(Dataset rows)

◆ ◆ ◆ ◆

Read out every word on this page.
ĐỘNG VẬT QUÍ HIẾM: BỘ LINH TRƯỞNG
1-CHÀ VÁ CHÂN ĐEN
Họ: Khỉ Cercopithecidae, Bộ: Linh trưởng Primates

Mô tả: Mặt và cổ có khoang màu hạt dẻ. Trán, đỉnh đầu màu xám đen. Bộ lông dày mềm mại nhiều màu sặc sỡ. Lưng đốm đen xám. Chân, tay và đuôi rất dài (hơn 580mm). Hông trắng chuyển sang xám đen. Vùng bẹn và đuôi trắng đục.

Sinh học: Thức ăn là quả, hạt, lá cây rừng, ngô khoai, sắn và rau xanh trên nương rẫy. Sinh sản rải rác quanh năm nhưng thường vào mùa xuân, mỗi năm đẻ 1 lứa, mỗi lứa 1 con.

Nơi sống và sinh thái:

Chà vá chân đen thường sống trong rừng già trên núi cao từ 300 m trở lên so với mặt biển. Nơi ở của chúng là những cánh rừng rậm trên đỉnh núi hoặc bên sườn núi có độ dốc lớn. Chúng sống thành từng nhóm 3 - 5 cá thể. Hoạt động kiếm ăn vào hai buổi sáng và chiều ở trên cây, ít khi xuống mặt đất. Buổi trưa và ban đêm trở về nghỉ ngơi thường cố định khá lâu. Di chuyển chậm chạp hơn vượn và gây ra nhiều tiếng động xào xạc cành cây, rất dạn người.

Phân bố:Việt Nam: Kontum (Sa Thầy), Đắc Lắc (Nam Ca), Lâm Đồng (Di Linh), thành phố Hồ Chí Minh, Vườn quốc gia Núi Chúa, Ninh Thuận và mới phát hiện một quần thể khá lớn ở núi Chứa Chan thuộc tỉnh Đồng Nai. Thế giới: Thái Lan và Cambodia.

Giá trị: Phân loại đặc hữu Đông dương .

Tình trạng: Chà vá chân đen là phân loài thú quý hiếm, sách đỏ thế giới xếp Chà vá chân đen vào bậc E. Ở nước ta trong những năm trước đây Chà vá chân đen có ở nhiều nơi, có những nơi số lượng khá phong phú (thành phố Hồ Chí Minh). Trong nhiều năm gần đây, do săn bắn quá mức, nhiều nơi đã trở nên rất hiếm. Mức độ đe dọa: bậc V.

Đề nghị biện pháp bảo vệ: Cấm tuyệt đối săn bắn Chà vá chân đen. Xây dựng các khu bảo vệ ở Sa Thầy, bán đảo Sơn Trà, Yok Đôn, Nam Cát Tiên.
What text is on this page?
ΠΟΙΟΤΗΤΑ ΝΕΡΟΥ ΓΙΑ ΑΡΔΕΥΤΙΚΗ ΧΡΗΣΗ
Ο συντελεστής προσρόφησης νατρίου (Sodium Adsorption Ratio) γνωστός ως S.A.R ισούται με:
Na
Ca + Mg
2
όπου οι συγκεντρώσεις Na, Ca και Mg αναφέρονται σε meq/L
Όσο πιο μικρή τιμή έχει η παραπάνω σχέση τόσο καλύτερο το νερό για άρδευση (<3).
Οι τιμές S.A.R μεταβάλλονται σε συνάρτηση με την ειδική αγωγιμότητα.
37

◆ ◆ ◆ ◆

Extract, unchanged, the closing run of lines that opens with the line containing "What text is on this page?" and ends with the last line.

What text is on this page?
ΠΟΙΟΤΗΤΑ ΝΕΡΟΥ ΓΙΑ ΑΡΔΕΥΤΙΚΗ ΧΡΗΣΗ
Ο συντελεστής προσρόφησης νατρίου (Sodium Adsorption Ratio) γνωστός ως S.A.R ισούται με:
Na
Ca + Mg
2
όπου οι συγκεντρώσεις Na, Ca και Mg αναφέρονται σε meq/L
Όσο πιο μικρή τιμή έχει η παραπάνω σχέση τόσο καλύτερο το νερό για άρδευση (<3).
Οι τιμές S.A.R μεταβάλλονται σε συνάρτηση με την ειδική αγωγιμότητα.
37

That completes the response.